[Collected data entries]
____

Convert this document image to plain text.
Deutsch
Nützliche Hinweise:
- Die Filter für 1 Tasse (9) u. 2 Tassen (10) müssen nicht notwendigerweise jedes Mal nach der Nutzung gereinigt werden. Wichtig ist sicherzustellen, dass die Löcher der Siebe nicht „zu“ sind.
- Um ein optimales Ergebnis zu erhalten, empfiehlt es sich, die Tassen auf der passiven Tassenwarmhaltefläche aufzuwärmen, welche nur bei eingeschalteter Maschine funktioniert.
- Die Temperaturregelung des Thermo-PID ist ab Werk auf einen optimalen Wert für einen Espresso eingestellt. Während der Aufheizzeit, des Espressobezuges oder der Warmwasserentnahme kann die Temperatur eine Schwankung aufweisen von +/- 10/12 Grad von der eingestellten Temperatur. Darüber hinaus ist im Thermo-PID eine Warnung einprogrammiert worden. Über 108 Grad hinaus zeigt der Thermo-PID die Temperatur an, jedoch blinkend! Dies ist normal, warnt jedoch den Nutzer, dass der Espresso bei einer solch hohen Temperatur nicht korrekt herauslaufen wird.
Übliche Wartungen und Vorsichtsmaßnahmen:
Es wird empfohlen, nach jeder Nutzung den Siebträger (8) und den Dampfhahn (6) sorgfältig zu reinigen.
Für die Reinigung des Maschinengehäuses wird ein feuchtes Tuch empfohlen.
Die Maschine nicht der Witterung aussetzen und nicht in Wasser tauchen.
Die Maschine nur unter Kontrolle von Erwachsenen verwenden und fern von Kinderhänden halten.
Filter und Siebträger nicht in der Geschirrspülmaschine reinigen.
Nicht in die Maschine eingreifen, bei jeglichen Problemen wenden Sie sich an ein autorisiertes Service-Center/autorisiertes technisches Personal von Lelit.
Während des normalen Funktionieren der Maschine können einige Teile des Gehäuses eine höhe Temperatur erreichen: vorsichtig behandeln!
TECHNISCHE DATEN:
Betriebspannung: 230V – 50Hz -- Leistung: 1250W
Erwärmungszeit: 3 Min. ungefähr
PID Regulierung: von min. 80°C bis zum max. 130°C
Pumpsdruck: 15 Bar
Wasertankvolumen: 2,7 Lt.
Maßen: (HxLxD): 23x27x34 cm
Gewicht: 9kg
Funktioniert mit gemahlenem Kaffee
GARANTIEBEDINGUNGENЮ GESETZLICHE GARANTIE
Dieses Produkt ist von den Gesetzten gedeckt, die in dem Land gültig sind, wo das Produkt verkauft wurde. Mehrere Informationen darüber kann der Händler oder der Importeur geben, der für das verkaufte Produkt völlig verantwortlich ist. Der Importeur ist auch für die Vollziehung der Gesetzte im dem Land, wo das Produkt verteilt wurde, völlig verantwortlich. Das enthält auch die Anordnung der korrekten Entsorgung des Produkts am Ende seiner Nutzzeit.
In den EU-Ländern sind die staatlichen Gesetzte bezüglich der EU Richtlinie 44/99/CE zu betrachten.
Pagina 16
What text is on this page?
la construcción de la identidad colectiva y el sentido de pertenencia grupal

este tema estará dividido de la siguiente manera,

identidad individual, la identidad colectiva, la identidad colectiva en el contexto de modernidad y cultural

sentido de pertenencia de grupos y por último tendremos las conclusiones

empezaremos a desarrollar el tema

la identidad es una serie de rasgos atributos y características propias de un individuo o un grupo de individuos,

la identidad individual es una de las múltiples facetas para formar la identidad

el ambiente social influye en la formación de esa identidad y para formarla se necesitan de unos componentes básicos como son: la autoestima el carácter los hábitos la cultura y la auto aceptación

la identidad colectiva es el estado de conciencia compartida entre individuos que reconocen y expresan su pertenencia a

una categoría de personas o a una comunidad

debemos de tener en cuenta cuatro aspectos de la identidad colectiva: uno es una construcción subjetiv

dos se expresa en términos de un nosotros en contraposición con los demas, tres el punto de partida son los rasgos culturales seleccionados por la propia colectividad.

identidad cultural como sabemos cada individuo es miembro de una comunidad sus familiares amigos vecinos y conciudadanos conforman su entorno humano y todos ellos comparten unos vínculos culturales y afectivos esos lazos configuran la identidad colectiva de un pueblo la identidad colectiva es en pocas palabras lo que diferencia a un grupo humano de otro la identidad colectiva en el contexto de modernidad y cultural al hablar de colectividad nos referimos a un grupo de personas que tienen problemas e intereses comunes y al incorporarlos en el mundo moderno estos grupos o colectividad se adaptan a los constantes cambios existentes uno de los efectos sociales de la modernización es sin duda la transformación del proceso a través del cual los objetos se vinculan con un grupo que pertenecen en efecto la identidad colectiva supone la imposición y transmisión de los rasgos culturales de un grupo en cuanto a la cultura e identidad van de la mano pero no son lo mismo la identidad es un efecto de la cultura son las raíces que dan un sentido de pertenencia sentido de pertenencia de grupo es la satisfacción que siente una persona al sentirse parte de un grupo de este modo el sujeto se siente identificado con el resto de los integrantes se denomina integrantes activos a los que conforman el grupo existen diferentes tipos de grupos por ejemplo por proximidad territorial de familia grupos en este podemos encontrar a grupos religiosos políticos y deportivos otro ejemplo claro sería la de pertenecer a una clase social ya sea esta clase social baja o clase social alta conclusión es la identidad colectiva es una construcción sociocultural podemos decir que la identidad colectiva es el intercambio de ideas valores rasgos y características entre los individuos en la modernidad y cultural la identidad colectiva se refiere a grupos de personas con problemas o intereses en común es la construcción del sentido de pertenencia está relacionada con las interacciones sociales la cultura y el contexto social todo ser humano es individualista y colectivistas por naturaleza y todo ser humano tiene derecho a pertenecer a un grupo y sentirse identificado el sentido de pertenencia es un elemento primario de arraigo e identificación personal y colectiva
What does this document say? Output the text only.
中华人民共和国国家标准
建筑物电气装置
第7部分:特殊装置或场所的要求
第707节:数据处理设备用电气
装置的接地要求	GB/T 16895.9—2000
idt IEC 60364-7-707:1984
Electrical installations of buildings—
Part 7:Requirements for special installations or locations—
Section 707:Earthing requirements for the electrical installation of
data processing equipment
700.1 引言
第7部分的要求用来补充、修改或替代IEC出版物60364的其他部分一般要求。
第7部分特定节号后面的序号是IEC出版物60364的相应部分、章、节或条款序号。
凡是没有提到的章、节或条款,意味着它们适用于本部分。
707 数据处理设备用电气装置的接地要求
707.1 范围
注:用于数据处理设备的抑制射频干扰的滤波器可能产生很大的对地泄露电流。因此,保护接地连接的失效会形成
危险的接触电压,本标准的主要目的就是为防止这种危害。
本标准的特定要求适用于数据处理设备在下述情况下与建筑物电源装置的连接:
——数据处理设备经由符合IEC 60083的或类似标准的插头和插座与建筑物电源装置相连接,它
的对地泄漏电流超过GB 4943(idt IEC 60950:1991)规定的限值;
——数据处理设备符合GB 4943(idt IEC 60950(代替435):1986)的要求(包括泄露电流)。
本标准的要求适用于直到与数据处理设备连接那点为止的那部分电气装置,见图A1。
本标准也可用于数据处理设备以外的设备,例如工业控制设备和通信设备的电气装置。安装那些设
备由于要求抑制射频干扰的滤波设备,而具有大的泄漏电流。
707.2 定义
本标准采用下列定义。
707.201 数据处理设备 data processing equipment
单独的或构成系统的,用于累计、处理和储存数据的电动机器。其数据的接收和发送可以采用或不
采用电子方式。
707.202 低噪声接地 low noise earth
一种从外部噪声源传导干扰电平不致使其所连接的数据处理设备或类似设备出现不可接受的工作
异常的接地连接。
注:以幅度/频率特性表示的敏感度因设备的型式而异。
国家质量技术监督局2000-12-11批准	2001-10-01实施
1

____

Pick out each line containing "Tassen" and report it.

- Die Filter für 1 Tasse (9) u. 2 Tassen (10) müssen nicht notwendigerweise jedes Mal nach der Nutzung gereinigt werden. Wichtig ist sicherzustellen, dass die Löcher der Siebe nicht „zu“ sind.
- Um ein optimales Ergebnis zu erhalten, empfiehlt es sich, die Tassen auf der passiven Tassenwarmhaltefläche aufzuwärmen, welche nur bei eingeschalteter Maschine funktioniert.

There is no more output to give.